*TASK OBJECTIVE:* Restate the full set of records exactly, word for word.

Stored data:
---
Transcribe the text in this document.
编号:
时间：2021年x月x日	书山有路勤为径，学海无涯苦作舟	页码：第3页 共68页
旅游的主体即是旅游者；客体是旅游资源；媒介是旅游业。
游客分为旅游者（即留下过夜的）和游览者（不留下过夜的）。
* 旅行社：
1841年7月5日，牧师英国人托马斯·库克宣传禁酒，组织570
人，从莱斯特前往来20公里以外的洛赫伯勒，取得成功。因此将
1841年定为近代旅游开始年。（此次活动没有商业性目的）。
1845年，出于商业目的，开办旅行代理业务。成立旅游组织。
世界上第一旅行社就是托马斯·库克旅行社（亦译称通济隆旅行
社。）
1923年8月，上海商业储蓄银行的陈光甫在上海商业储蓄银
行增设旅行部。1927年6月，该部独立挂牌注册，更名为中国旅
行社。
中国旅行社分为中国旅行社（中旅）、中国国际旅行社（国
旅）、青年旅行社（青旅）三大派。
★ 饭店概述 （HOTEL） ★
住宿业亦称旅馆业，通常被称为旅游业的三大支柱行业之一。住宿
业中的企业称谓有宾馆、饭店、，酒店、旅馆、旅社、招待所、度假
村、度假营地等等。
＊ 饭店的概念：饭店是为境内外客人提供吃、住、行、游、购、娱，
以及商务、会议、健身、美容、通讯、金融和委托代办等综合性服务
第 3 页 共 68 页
---
*TASK OUTPUT:*
Transcribe the text in this document.
编号:
时间：2021年x月x日	书山有路勤为径，学海无涯苦作舟	页码：第3页 共68页
旅游的主体即是旅游者；客体是旅游资源；媒介是旅游业。
游客分为旅游者（即留下过夜的）和游览者（不留下过夜的）。
* 旅行社：
1841年7月5日，牧师英国人托马斯·库克宣传禁酒，组织570
人，从莱斯特前往来20公里以外的洛赫伯勒，取得成功。因此将
1841年定为近代旅游开始年。（此次活动没有商业性目的）。
1845年，出于商业目的，开办旅行代理业务。成立旅游组织。
世界上第一旅行社就是托马斯·库克旅行社（亦译称通济隆旅行
社。）
1923年8月，上海商业储蓄银行的陈光甫在上海商业储蓄银
行增设旅行部。1927年6月，该部独立挂牌注册，更名为中国旅
行社。
中国旅行社分为中国旅行社（中旅）、中国国际旅行社（国
旅）、青年旅行社（青旅）三大派。
★ 饭店概述 （HOTEL） ★
住宿业亦称旅馆业，通常被称为旅游业的三大支柱行业之一。住宿
业中的企业称谓有宾馆、饭店、，酒店、旅馆、旅社、招待所、度假
村、度假营地等等。
＊ 饭店的概念：饭店是为境内外客人提供吃、住、行、游、购、娱，
以及商务、会议、健身、美容、通讯、金融和委托代办等综合性服务
第 3 页 共 68 页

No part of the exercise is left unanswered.